GIVEN INSTRUCTION – Check every line of the material below for the string "JSON", and return the ones that have it.

PROVIDED MATERIAL –
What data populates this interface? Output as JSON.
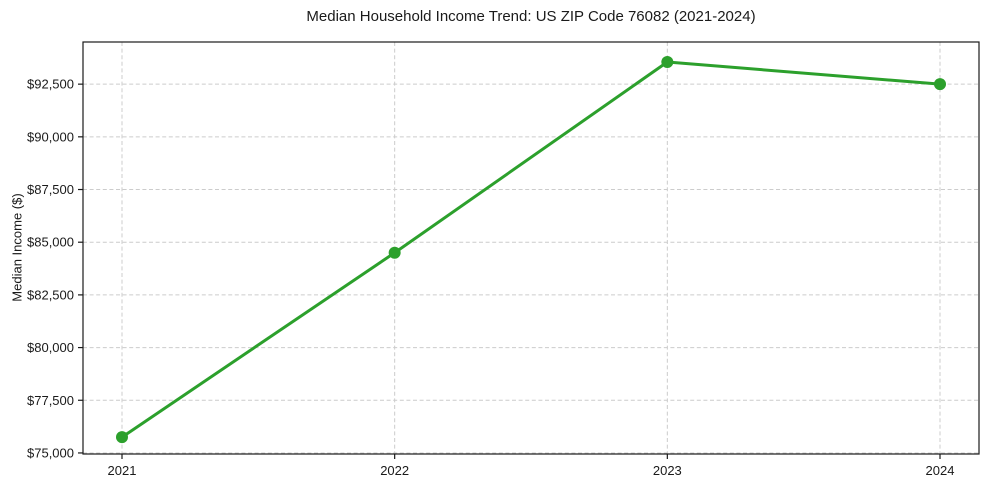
{
  "chart_data": {
    "type": "line",
    "title": "Median Household Income Trend: US ZIP Code 76082 (2021-2024)",
    "xlabel": "",
    "ylabel": "Median Income ($)",
    "categories": [
      "2021",
      "2022",
      "2023",
      "2024"
    ],
    "series": [
      {
        "name": "Median Household Income",
        "values": [
          75750,
          84500,
          93550,
          92500
        ]
      }
    ],
    "yticks": [
      75000,
      77500,
      80000,
      82500,
      85000,
      87500,
      90000,
      92500
    ],
    "ytick_labels": [
      "$75,000",
      "$77,500",
      "$80,000",
      "$82,500",
      "$85,000",
      "$87,500",
      "$90,000",
      "$92,500"
    ],
    "ylim": [
      74950,
      94500
    ],
    "grid": "dashed-both-axes",
    "legend_position": "none",
    "colors": {
      "line": "#2ca02c",
      "marker": "#2ca02c",
      "grid": "#cccccc",
      "spine": "#1a1a1a",
      "text": "#1a1a1a",
      "background": "#ffffff"
    }
  }
}
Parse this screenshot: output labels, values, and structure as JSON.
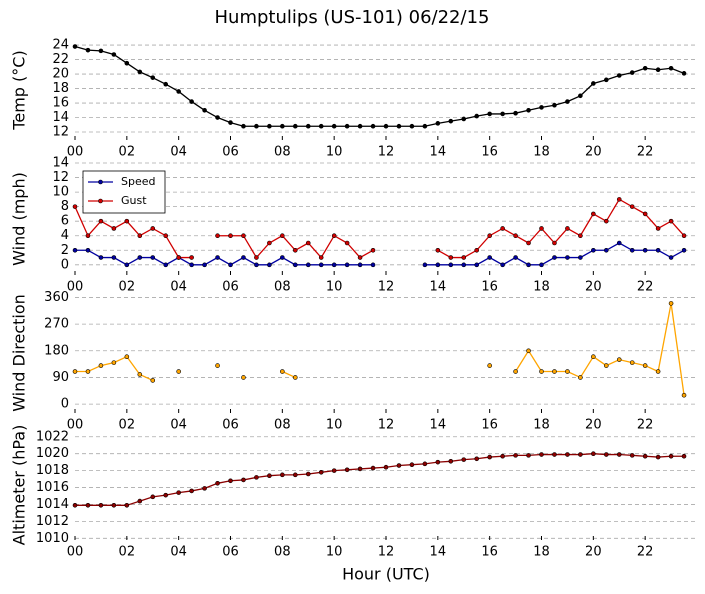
{
  "chart_data": [
    {
      "type": "line",
      "title": "Humptulips (US-101) 06/22/15",
      "ylabel": "Temp ($^\\circ$C)",
      "x": [
        0,
        0.5,
        1,
        1.5,
        2,
        2.5,
        3,
        3.5,
        4,
        4.5,
        5,
        5.5,
        6,
        6.5,
        7,
        7.5,
        8,
        8.5,
        9,
        9.5,
        10,
        10.5,
        11,
        11.5,
        12,
        12.5,
        13,
        13.5,
        14,
        14.5,
        15,
        15.5,
        16,
        16.5,
        17,
        17.5,
        18,
        18.5,
        19,
        19.5,
        20,
        20.5,
        21,
        21.5,
        22,
        22.5,
        23,
        23.5
      ],
      "series": [
        {
          "name": "Temp",
          "color": "#000000",
          "values": [
            23.8,
            23.3,
            23.2,
            22.7,
            21.5,
            20.3,
            19.5,
            18.6,
            17.6,
            16.2,
            15,
            14,
            13.3,
            12.8,
            12.8,
            12.8,
            12.8,
            12.8,
            12.8,
            12.8,
            12.8,
            12.8,
            12.8,
            12.8,
            12.8,
            12.8,
            12.8,
            12.8,
            13.2,
            13.5,
            13.8,
            14.2,
            14.5,
            14.5,
            14.6,
            15,
            15.4,
            15.7,
            16.2,
            17,
            18.7,
            19.2,
            19.8,
            20.2,
            20.8,
            20.6,
            20.8,
            20.1
          ]
        }
      ],
      "xlim": [
        0,
        24
      ],
      "xticks": [
        {
          "value": 0,
          "label": "00"
        },
        {
          "value": 2,
          "label": "02"
        },
        {
          "value": 4,
          "label": "04"
        },
        {
          "value": 6,
          "label": "06"
        },
        {
          "value": 8,
          "label": "08"
        },
        {
          "value": 10,
          "label": "10"
        },
        {
          "value": 12,
          "label": "12"
        },
        {
          "value": 14,
          "label": "14"
        },
        {
          "value": 16,
          "label": "16"
        },
        {
          "value": 18,
          "label": "18"
        },
        {
          "value": 20,
          "label": "20"
        },
        {
          "value": 22,
          "label": "22"
        }
      ],
      "ylim": [
        10.9,
        24.7
      ],
      "yticks": [
        12,
        14,
        16,
        18,
        20,
        22,
        24
      ],
      "grid": true
    },
    {
      "type": "line",
      "ylabel": "Wind (mph)",
      "legend": "upper left",
      "x": [
        0,
        0.5,
        1,
        1.5,
        2,
        2.5,
        3,
        3.5,
        4,
        4.5,
        5,
        5.5,
        6,
        6.5,
        7,
        7.5,
        8,
        8.5,
        9,
        9.5,
        10,
        10.5,
        11,
        11.5,
        12,
        12.5,
        13,
        13.5,
        14,
        14.5,
        15,
        15.5,
        16,
        16.5,
        17,
        17.5,
        18,
        18.5,
        19,
        19.5,
        20,
        20.5,
        21,
        21.5,
        22,
        22.5,
        23,
        23.5
      ],
      "series": [
        {
          "name": "Speed",
          "color": "#0000a0",
          "values": [
            2,
            2,
            1,
            1,
            0,
            1,
            1,
            0,
            1,
            0,
            0,
            1,
            0,
            1,
            0,
            0,
            1,
            0,
            0,
            0,
            0,
            0,
            0,
            0,
            null,
            null,
            null,
            0,
            0,
            0,
            0,
            0,
            1,
            0,
            1,
            0,
            0,
            1,
            1,
            1,
            2,
            2,
            3,
            2,
            2,
            2,
            1,
            2
          ]
        },
        {
          "name": "Gust",
          "color": "#d00000",
          "values": [
            8,
            4,
            6,
            5,
            6,
            4,
            5,
            4,
            1,
            1,
            null,
            4,
            4,
            4,
            1,
            3,
            4,
            2,
            3,
            1,
            4,
            3,
            1,
            2,
            null,
            null,
            null,
            null,
            2,
            1,
            1,
            2,
            4,
            5,
            4,
            3,
            5,
            3,
            5,
            4,
            7,
            6,
            9,
            8,
            7,
            5,
            6,
            4
          ]
        }
      ],
      "xlim": [
        0,
        24
      ],
      "xticks": [
        {
          "value": 0,
          "label": "00"
        },
        {
          "value": 2,
          "label": "02"
        },
        {
          "value": 4,
          "label": "04"
        },
        {
          "value": 6,
          "label": "06"
        },
        {
          "value": 8,
          "label": "08"
        },
        {
          "value": 10,
          "label": "10"
        },
        {
          "value": 12,
          "label": "12"
        },
        {
          "value": 14,
          "label": "14"
        },
        {
          "value": 16,
          "label": "16"
        },
        {
          "value": 18,
          "label": "18"
        },
        {
          "value": 20,
          "label": "20"
        },
        {
          "value": 22,
          "label": "22"
        }
      ],
      "ylim": [
        -1.4,
        14
      ],
      "yticks": [
        0,
        2,
        4,
        6,
        8,
        10,
        12,
        14
      ],
      "grid": true
    },
    {
      "type": "line",
      "ylabel": "Wind Direction",
      "x": [
        0,
        0.5,
        1,
        1.5,
        2,
        2.5,
        3,
        3.5,
        4,
        4.5,
        5,
        5.5,
        6,
        6.5,
        7,
        7.5,
        8,
        8.5,
        9,
        9.5,
        10,
        10.5,
        11,
        11.5,
        12,
        12.5,
        13,
        13.5,
        14,
        14.5,
        15,
        15.5,
        16,
        16.5,
        17,
        17.5,
        18,
        18.5,
        19,
        19.5,
        20,
        20.5,
        21,
        21.5,
        22,
        22.5,
        23,
        23.5
      ],
      "series": [
        {
          "name": "Direction",
          "color": "#ffa500",
          "values": [
            110,
            110,
            130,
            140,
            160,
            100,
            80,
            null,
            110,
            null,
            null,
            130,
            null,
            90,
            null,
            null,
            110,
            90,
            null,
            null,
            null,
            null,
            null,
            null,
            null,
            null,
            null,
            null,
            null,
            null,
            null,
            null,
            130,
            null,
            110,
            180,
            110,
            110,
            110,
            90,
            160,
            130,
            150,
            140,
            130,
            110,
            340,
            30
          ]
        }
      ],
      "xlim": [
        0,
        24
      ],
      "xticks": [
        {
          "value": 0,
          "label": "00"
        },
        {
          "value": 2,
          "label": "02"
        },
        {
          "value": 4,
          "label": "04"
        },
        {
          "value": 6,
          "label": "06"
        },
        {
          "value": 8,
          "label": "08"
        },
        {
          "value": 10,
          "label": "10"
        },
        {
          "value": 12,
          "label": "12"
        },
        {
          "value": 14,
          "label": "14"
        },
        {
          "value": 16,
          "label": "16"
        },
        {
          "value": 18,
          "label": "18"
        },
        {
          "value": 20,
          "label": "20"
        },
        {
          "value": 22,
          "label": "22"
        }
      ],
      "ylim": [
        -30,
        375
      ],
      "yticks": [
        0,
        90,
        180,
        270,
        360
      ],
      "grid": true
    },
    {
      "type": "line",
      "ylabel": "Altimeter (hPa)",
      "xlabel": "Hour (UTC)",
      "x": [
        0,
        0.5,
        1,
        1.5,
        2,
        2.5,
        3,
        3.5,
        4,
        4.5,
        5,
        5.5,
        6,
        6.5,
        7,
        7.5,
        8,
        8.5,
        9,
        9.5,
        10,
        10.5,
        11,
        11.5,
        12,
        12.5,
        13,
        13.5,
        14,
        14.5,
        15,
        15.5,
        16,
        16.5,
        17,
        17.5,
        18,
        18.5,
        19,
        19.5,
        20,
        20.5,
        21,
        21.5,
        22,
        22.5,
        23,
        23.5
      ],
      "series": [
        {
          "name": "Altimeter",
          "color": "#8b0000",
          "values": [
            1013.9,
            1013.9,
            1013.9,
            1013.9,
            1013.9,
            1014.4,
            1014.9,
            1015.1,
            1015.4,
            1015.6,
            1015.9,
            1016.5,
            1016.8,
            1016.9,
            1017.2,
            1017.4,
            1017.5,
            1017.5,
            1017.6,
            1017.8,
            1018,
            1018.1,
            1018.2,
            1018.3,
            1018.4,
            1018.6,
            1018.7,
            1018.8,
            1019,
            1019.1,
            1019.3,
            1019.4,
            1019.6,
            1019.7,
            1019.8,
            1019.8,
            1019.9,
            1019.9,
            1019.9,
            1019.9,
            1020,
            1019.9,
            1019.9,
            1019.8,
            1019.7,
            1019.6,
            1019.7,
            1019.7
          ]
        }
      ],
      "xlim": [
        0,
        24
      ],
      "xticks": [
        {
          "value": 0,
          "label": "00"
        },
        {
          "value": 2,
          "label": "02"
        },
        {
          "value": 4,
          "label": "04"
        },
        {
          "value": 6,
          "label": "06"
        },
        {
          "value": 8,
          "label": "08"
        },
        {
          "value": 10,
          "label": "10"
        },
        {
          "value": 12,
          "label": "12"
        },
        {
          "value": 14,
          "label": "14"
        },
        {
          "value": 16,
          "label": "16"
        },
        {
          "value": 18,
          "label": "18"
        },
        {
          "value": 20,
          "label": "20"
        },
        {
          "value": 22,
          "label": "22"
        }
      ],
      "ylim": [
        1009.8,
        1022.8
      ],
      "yticks": [
        1010,
        1012,
        1014,
        1016,
        1018,
        1020,
        1022
      ],
      "grid": true
    }
  ]
}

TASK SOLUTION –
What data populates this interface? Output as JSON.
Parse this screenshot: output labels, values, and structure as JSON.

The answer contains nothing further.